▶ **Work to be completed**:
Each record must be retyped in full. No character may differ.

▶ **Exercise material**:
━━━

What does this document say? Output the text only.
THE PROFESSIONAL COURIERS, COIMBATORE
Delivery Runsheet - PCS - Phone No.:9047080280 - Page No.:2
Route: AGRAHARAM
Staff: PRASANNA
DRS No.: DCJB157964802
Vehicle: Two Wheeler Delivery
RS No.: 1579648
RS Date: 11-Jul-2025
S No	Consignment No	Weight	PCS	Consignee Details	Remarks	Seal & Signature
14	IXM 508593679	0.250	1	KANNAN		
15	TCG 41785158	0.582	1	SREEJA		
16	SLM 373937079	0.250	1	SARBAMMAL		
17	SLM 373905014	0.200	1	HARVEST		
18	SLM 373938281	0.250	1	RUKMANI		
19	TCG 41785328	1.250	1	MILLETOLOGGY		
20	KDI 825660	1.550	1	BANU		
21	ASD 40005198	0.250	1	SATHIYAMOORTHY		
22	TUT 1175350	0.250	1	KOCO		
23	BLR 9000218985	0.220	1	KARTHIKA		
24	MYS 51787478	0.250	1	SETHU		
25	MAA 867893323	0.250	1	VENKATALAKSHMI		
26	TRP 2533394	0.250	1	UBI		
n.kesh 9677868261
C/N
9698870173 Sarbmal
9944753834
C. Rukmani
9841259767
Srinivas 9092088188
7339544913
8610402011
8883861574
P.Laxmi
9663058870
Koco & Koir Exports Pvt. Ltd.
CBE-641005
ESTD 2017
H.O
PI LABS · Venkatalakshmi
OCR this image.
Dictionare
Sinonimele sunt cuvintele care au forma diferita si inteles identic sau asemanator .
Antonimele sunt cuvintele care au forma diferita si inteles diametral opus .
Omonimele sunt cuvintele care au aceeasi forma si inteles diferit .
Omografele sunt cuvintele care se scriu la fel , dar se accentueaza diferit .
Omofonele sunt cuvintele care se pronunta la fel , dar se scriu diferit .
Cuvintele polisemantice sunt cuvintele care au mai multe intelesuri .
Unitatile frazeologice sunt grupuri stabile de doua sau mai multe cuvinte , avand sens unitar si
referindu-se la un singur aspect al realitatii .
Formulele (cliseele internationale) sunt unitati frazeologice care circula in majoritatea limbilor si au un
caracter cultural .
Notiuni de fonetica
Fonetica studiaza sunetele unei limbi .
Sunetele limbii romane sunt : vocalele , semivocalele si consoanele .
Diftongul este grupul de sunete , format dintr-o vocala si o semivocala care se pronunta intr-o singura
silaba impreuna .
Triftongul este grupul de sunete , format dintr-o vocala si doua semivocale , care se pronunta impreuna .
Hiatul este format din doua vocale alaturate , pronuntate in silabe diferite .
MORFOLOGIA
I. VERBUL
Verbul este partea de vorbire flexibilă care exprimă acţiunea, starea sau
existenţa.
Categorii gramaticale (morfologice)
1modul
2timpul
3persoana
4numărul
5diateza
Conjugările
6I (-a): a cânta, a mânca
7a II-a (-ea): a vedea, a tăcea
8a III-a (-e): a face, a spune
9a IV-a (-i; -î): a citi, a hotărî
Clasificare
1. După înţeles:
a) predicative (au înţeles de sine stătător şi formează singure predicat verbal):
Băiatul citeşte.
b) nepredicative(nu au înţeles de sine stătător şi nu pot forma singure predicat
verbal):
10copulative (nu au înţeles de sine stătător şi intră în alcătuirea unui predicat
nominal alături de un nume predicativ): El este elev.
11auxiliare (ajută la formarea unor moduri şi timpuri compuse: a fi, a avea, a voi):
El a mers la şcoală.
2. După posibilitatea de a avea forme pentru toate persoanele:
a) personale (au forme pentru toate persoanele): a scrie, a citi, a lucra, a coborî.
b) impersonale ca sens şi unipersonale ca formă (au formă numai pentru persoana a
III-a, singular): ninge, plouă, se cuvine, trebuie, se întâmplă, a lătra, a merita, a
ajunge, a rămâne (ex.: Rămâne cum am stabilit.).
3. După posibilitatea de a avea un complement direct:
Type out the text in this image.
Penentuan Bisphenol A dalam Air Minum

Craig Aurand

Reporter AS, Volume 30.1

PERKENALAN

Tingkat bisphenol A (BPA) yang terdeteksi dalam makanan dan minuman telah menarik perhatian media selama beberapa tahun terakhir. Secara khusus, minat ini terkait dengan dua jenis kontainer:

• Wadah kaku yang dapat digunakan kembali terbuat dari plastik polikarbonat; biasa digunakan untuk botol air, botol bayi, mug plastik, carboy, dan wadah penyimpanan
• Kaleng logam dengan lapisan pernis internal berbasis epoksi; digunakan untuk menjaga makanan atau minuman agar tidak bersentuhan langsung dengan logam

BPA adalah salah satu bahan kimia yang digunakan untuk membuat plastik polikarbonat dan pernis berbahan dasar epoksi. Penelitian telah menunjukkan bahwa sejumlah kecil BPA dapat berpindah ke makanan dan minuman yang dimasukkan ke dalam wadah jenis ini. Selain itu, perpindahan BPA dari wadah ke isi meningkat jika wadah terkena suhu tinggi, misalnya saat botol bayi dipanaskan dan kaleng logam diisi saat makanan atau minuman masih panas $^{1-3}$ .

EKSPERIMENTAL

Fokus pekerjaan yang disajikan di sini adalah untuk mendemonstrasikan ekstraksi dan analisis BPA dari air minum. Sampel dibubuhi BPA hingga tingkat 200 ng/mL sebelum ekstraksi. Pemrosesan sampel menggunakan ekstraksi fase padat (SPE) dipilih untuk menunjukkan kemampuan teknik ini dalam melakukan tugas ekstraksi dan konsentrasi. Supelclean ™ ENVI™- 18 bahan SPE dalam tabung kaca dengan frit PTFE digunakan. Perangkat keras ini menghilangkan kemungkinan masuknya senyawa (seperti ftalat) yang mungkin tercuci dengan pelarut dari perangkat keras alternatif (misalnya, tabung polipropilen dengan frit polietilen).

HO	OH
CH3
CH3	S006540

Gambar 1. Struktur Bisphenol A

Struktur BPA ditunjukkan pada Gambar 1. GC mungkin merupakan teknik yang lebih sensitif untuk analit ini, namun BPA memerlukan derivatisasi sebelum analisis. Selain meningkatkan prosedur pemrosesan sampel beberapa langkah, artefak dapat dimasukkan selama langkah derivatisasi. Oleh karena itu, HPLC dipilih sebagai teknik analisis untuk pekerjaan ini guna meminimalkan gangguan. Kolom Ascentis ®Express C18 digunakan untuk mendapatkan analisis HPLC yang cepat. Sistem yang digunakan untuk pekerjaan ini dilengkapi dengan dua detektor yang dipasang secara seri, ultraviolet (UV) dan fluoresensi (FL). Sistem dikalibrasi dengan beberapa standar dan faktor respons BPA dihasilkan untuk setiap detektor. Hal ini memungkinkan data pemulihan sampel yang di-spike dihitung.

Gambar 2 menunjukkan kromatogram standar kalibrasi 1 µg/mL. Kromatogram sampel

━━━

▶ **Task solution**:
What does this document say? Output the text only.
THE PROFESSIONAL COURIERS, COIMBATORE
Delivery Runsheet - PCS - Phone No.:9047080280 - Page No.:2
Route: AGRAHARAM
Staff: PRASANNA
DRS No.: DCJB157964802
Vehicle: Two Wheeler Delivery
RS No.: 1579648
RS Date: 11-Jul-2025
S No	Consignment No	Weight	PCS	Consignee Details	Remarks	Seal & Signature
14	IXM 508593679	0.250	1	KANNAN		
15	TCG 41785158	0.582	1	SREEJA		
16	SLM 373937079	0.250	1	SARBAMMAL		
17	SLM 373905014	0.200	1	HARVEST		
18	SLM 373938281	0.250	1	RUKMANI		
19	TCG 41785328	1.250	1	MILLETOLOGGY		
20	KDI 825660	1.550	1	BANU		
21	ASD 40005198	0.250	1	SATHIYAMOORTHY		
22	TUT 1175350	0.250	1	KOCO		
23	BLR 9000218985	0.220	1	KARTHIKA		
24	MYS 51787478	0.250	1	SETHU		
25	MAA 867893323	0.250	1	VENKATALAKSHMI		
26	TRP 2533394	0.250	1	UBI		
n.kesh 9677868261
C/N
9698870173 Sarbmal
9944753834
C. Rukmani
9841259767
Srinivas 9092088188
7339544913
8610402011
8883861574
P.Laxmi
9663058870
Koco & Koir Exports Pvt. Ltd.
CBE-641005
ESTD 2017
H.O
PI LABS · Venkatalakshmi
OCR this image.
Dictionare
Sinonimele sunt cuvintele care au forma diferita si inteles identic sau asemanator .
Antonimele sunt cuvintele care au forma diferita si inteles diametral opus .
Omonimele sunt cuvintele care au aceeasi forma si inteles diferit .
Omografele sunt cuvintele care se scriu la fel , dar se accentueaza diferit .
Omofonele sunt cuvintele care se pronunta la fel , dar se scriu diferit .
Cuvintele polisemantice sunt cuvintele care au mai multe intelesuri .
Unitatile frazeologice sunt grupuri stabile de doua sau mai multe cuvinte , avand sens unitar si
referindu-se la un singur aspect al realitatii .
Formulele (cliseele internationale) sunt unitati frazeologice care circula in majoritatea limbilor si au un
caracter cultural .
Notiuni de fonetica
Fonetica studiaza sunetele unei limbi .
Sunetele limbii romane sunt : vocalele , semivocalele si consoanele .
Diftongul este grupul de sunete , format dintr-o vocala si o semivocala care se pronunta intr-o singura
silaba impreuna .
Triftongul este grupul de sunete , format dintr-o vocala si doua semivocale , care se pronunta impreuna .
Hiatul este format din doua vocale alaturate , pronuntate in silabe diferite .
MORFOLOGIA
I. VERBUL
Verbul este partea de vorbire flexibilă care exprimă acţiunea, starea sau
existenţa.
Categorii gramaticale (morfologice)
1modul
2timpul
3persoana
4numărul
5diateza
Conjugările
6I (-a): a cânta, a mânca
7a II-a (-ea): a vedea, a tăcea
8a III-a (-e): a face, a spune
9a IV-a (-i; -î): a citi, a hotărî
Clasificare
1. După înţeles:
a) predicative (au înţeles de sine stătător şi formează singure predicat verbal):
Băiatul citeşte.
b) nepredicative(nu au înţeles de sine stătător şi nu pot forma singure predicat
verbal):
10copulative (nu au înţeles de sine stătător şi intră în alcătuirea unui predicat
nominal alături de un nume predicativ): El este elev.
11auxiliare (ajută la formarea unor moduri şi timpuri compuse: a fi, a avea, a voi):
El a mers la şcoală.
2. După posibilitatea de a avea forme pentru toate persoanele:
a) personale (au forme pentru toate persoanele): a scrie, a citi, a lucra, a coborî.
b) impersonale ca sens şi unipersonale ca formă (au formă numai pentru persoana a
III-a, singular): ninge, plouă, se cuvine, trebuie, se întâmplă, a lătra, a merita, a
ajunge, a rămâne (ex.: Rămâne cum am stabilit.).
3. După posibilitatea de a avea un complement direct:
Type out the text in this image.
Penentuan Bisphenol A dalam Air Minum

Craig Aurand

Reporter AS, Volume 30.1

PERKENALAN

Tingkat bisphenol A (BPA) yang terdeteksi dalam makanan dan minuman telah menarik perhatian media selama beberapa tahun terakhir. Secara khusus, minat ini terkait dengan dua jenis kontainer:

• Wadah kaku yang dapat digunakan kembali terbuat dari plastik polikarbonat; biasa digunakan untuk botol air, botol bayi, mug plastik, carboy, dan wadah penyimpanan
• Kaleng logam dengan lapisan pernis internal berbasis epoksi; digunakan untuk menjaga makanan atau minuman agar tidak bersentuhan langsung dengan logam

BPA adalah salah satu bahan kimia yang digunakan untuk membuat plastik polikarbonat dan pernis berbahan dasar epoksi. Penelitian telah menunjukkan bahwa sejumlah kecil BPA dapat berpindah ke makanan dan minuman yang dimasukkan ke dalam wadah jenis ini. Selain itu, perpindahan BPA dari wadah ke isi meningkat jika wadah terkena suhu tinggi, misalnya saat botol bayi dipanaskan dan kaleng logam diisi saat makanan atau minuman masih panas $^{1-3}$ .

EKSPERIMENTAL

Fokus pekerjaan yang disajikan di sini adalah untuk mendemonstrasikan ekstraksi dan analisis BPA dari air minum. Sampel dibubuhi BPA hingga tingkat 200 ng/mL sebelum ekstraksi. Pemrosesan sampel menggunakan ekstraksi fase padat (SPE) dipilih untuk menunjukkan kemampuan teknik ini dalam melakukan tugas ekstraksi dan konsentrasi. Supelclean ™ ENVI™- 18 bahan SPE dalam tabung kaca dengan frit PTFE digunakan. Perangkat keras ini menghilangkan kemungkinan masuknya senyawa (seperti ftalat) yang mungkin tercuci dengan pelarut dari perangkat keras alternatif (misalnya, tabung polipropilen dengan frit polietilen).

HO	OH
CH3
CH3	S006540

Gambar 1. Struktur Bisphenol A

Struktur BPA ditunjukkan pada Gambar 1. GC mungkin merupakan teknik yang lebih sensitif untuk analit ini, namun BPA memerlukan derivatisasi sebelum analisis. Selain meningkatkan prosedur pemrosesan sampel beberapa langkah, artefak dapat dimasukkan selama langkah derivatisasi. Oleh karena itu, HPLC dipilih sebagai teknik analisis untuk pekerjaan ini guna meminimalkan gangguan. Kolom Ascentis ®Express C18 digunakan untuk mendapatkan analisis HPLC yang cepat. Sistem yang digunakan untuk pekerjaan ini dilengkapi dengan dua detektor yang dipasang secara seri, ultraviolet (UV) dan fluoresensi (FL). Sistem dikalibrasi dengan beberapa standar dan faktor respons BPA dihasilkan untuk setiap detektor. Hal ini memungkinkan data pemulihan sampel yang di-spike dihitung.

Gambar 2 menunjukkan kromatogram standar kalibrasi 1 µg/mL. Kromatogram sampel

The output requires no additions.